# start of PROVIDED MATERIAL

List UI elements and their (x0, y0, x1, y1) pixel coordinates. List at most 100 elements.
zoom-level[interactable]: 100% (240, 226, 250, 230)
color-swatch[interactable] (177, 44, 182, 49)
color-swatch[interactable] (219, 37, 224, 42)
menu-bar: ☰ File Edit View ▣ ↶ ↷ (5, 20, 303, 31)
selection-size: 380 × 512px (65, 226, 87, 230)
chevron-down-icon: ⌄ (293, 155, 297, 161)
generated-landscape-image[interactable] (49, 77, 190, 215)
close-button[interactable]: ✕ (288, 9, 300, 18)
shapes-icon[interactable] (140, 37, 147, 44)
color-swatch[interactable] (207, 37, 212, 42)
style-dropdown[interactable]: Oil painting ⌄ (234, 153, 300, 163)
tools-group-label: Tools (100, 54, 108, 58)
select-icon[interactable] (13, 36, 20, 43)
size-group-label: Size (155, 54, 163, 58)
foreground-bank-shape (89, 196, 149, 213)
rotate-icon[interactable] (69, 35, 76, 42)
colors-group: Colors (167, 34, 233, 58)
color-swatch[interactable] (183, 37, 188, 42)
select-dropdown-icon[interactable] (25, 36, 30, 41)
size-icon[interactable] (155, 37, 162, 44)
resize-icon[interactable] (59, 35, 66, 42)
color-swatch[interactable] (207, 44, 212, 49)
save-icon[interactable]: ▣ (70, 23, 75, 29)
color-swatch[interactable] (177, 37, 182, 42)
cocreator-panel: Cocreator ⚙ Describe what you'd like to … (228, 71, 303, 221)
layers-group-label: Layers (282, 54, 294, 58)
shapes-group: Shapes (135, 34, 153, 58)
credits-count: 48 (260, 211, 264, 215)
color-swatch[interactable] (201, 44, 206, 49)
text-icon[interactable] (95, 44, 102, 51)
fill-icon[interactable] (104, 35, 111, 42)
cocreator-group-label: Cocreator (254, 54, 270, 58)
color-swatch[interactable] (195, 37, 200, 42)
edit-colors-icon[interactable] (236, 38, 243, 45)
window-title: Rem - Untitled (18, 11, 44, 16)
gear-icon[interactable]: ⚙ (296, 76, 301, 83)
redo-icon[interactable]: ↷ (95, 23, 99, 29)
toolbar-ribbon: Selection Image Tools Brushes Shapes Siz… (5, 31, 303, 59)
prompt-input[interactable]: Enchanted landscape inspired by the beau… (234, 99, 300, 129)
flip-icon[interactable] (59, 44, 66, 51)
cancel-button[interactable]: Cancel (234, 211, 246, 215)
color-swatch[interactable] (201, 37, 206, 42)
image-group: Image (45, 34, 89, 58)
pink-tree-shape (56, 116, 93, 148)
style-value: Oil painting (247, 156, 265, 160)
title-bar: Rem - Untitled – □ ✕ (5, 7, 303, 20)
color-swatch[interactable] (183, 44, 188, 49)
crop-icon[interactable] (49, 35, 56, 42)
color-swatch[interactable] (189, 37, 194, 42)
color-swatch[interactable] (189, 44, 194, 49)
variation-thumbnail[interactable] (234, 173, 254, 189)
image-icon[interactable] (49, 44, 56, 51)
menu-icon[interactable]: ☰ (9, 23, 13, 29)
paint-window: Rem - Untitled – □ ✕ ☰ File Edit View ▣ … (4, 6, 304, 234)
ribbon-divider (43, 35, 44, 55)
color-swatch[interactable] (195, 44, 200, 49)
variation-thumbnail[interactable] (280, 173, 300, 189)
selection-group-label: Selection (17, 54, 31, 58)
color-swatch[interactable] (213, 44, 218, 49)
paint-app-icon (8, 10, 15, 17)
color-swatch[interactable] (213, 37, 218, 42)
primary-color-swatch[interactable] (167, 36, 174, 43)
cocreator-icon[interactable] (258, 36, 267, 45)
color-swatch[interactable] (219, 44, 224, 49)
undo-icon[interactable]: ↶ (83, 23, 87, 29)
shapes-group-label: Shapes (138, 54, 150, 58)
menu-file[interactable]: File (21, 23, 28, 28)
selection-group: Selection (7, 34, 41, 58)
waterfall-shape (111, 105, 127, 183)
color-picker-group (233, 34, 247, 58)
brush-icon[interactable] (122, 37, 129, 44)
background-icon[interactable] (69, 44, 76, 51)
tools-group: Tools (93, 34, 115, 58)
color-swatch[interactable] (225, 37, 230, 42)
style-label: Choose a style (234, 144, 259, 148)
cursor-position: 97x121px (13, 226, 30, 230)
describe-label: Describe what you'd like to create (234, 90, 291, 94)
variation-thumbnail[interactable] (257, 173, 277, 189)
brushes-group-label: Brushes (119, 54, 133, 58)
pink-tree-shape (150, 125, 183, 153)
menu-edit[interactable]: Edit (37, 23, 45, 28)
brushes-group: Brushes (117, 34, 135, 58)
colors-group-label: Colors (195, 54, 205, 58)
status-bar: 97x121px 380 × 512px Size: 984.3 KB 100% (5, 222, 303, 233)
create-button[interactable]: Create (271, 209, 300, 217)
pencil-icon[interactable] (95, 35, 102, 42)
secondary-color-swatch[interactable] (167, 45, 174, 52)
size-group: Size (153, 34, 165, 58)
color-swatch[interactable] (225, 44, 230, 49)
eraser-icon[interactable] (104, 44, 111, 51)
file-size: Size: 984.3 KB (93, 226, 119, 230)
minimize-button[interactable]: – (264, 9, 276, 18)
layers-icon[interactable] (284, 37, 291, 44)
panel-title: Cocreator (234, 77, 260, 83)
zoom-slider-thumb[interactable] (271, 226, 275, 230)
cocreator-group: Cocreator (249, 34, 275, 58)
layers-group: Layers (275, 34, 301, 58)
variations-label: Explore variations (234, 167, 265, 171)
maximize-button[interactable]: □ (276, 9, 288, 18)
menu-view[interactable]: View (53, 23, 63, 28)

# end of PROVIDED MATERIAL

▶ **EXERCISE PROMPT**
Quote every line in the rows above verbatim.

▶ **RESPONSE TO THIS EXERCISE**
List UI elements and their (x0, y0, x1, y1) pixel coordinates. List at most 100 elements.
zoom-level[interactable]: 100% (240, 226, 250, 230)
color-swatch[interactable] (177, 44, 182, 49)
color-swatch[interactable] (219, 37, 224, 42)
menu-bar: ☰ File Edit View ▣ ↶ ↷ (5, 20, 303, 31)
selection-size: 380 × 512px (65, 226, 87, 230)
chevron-down-icon: ⌄ (293, 155, 297, 161)
generated-landscape-image[interactable] (49, 77, 190, 215)
close-button[interactable]: ✕ (288, 9, 300, 18)
shapes-icon[interactable] (140, 37, 147, 44)
color-swatch[interactable] (207, 37, 212, 42)
style-dropdown[interactable]: Oil painting ⌄ (234, 153, 300, 163)
tools-group-label: Tools (100, 54, 108, 58)
select-icon[interactable] (13, 36, 20, 43)
size-group-label: Size (155, 54, 163, 58)
foreground-bank-shape (89, 196, 149, 213)
rotate-icon[interactable] (69, 35, 76, 42)
colors-group: Colors (167, 34, 233, 58)
color-swatch[interactable] (183, 37, 188, 42)
select-dropdown-icon[interactable] (25, 36, 30, 41)
size-icon[interactable] (155, 37, 162, 44)
resize-icon[interactable] (59, 35, 66, 42)
color-swatch[interactable] (207, 44, 212, 49)
save-icon[interactable]: ▣ (70, 23, 75, 29)
color-swatch[interactable] (177, 37, 182, 42)
cocreator-panel: Cocreator ⚙ Describe what you'd like to … (228, 71, 303, 221)
layers-group-label: Layers (282, 54, 294, 58)
shapes-group: Shapes (135, 34, 153, 58)
credits-count: 48 (260, 211, 264, 215)
color-swatch[interactable] (201, 44, 206, 49)
text-icon[interactable] (95, 44, 102, 51)
fill-icon[interactable] (104, 35, 111, 42)
cocreator-group-label: Cocreator (254, 54, 270, 58)
color-swatch[interactable] (195, 37, 200, 42)
edit-colors-icon[interactable] (236, 38, 243, 45)
window-title: Rem - Untitled (18, 11, 44, 16)
gear-icon[interactable]: ⚙ (296, 76, 301, 83)
redo-icon[interactable]: ↷ (95, 23, 99, 29)
toolbar-ribbon: Selection Image Tools Brushes Shapes Siz… (5, 31, 303, 59)
prompt-input[interactable]: Enchanted landscape inspired by the beau… (234, 99, 300, 129)
flip-icon[interactable] (59, 44, 66, 51)
cancel-button[interactable]: Cancel (234, 211, 246, 215)
color-swatch[interactable] (201, 37, 206, 42)
image-group: Image (45, 34, 89, 58)
pink-tree-shape (56, 116, 93, 148)
style-value: Oil painting (247, 156, 265, 160)
title-bar: Rem - Untitled – □ ✕ (5, 7, 303, 20)
color-swatch[interactable] (183, 44, 188, 49)
crop-icon[interactable] (49, 35, 56, 42)
color-swatch[interactable] (189, 37, 194, 42)
color-swatch[interactable] (189, 44, 194, 49)
variation-thumbnail[interactable] (234, 173, 254, 189)
image-icon[interactable] (49, 44, 56, 51)
menu-icon[interactable]: ☰ (9, 23, 13, 29)
paint-window: Rem - Untitled – □ ✕ ☰ File Edit View ▣ … (4, 6, 304, 234)
ribbon-divider (43, 35, 44, 55)
color-swatch[interactable] (195, 44, 200, 49)
variation-thumbnail[interactable] (280, 173, 300, 189)
selection-group-label: Selection (17, 54, 31, 58)
color-swatch[interactable] (213, 44, 218, 49)
paint-app-icon (8, 10, 15, 17)
color-swatch[interactable] (213, 37, 218, 42)
primary-color-swatch[interactable] (167, 36, 174, 43)
cocreator-icon[interactable] (258, 36, 267, 45)
color-swatch[interactable] (219, 44, 224, 49)
undo-icon[interactable]: ↶ (83, 23, 87, 29)
shapes-group-label: Shapes (138, 54, 150, 58)
menu-file[interactable]: File (21, 23, 28, 28)
selection-group: Selection (7, 34, 41, 58)
waterfall-shape (111, 105, 127, 183)
color-picker-group (233, 34, 247, 58)
brush-icon[interactable] (122, 37, 129, 44)
background-icon[interactable] (69, 44, 76, 51)
tools-group: Tools (93, 34, 115, 58)
color-swatch[interactable] (225, 37, 230, 42)
style-label: Choose a style (234, 144, 259, 148)
cursor-position: 97x121px (13, 226, 30, 230)
describe-label: Describe what you'd like to create (234, 90, 291, 94)
variation-thumbnail[interactable] (257, 173, 277, 189)
brushes-group-label: Brushes (119, 54, 133, 58)
pink-tree-shape (150, 125, 183, 153)
menu-edit[interactable]: Edit (37, 23, 45, 28)
brushes-group: Brushes (117, 34, 135, 58)
colors-group-label: Colors (195, 54, 205, 58)
status-bar: 97x121px 380 × 512px Size: 984.3 KB 100% (5, 222, 303, 233)
create-button[interactable]: Create (271, 209, 300, 217)
pencil-icon[interactable] (95, 35, 102, 42)
secondary-color-swatch[interactable] (167, 45, 174, 52)
size-group: Size (153, 34, 165, 58)
color-swatch[interactable] (225, 44, 230, 49)
eraser-icon[interactable] (104, 44, 111, 51)
file-size: Size: 984.3 KB (93, 226, 119, 230)
minimize-button[interactable]: – (264, 9, 276, 18)
layers-icon[interactable] (284, 37, 291, 44)
panel-title: Cocreator (234, 77, 260, 83)
zoom-slider-thumb[interactable] (271, 226, 275, 230)
cocreator-group: Cocreator (249, 34, 275, 58)
layers-group: Layers (275, 34, 301, 58)
variations-label: Explore variations (234, 167, 265, 171)
maximize-button[interactable]: □ (276, 9, 288, 18)
menu-view[interactable]: View (53, 23, 63, 28)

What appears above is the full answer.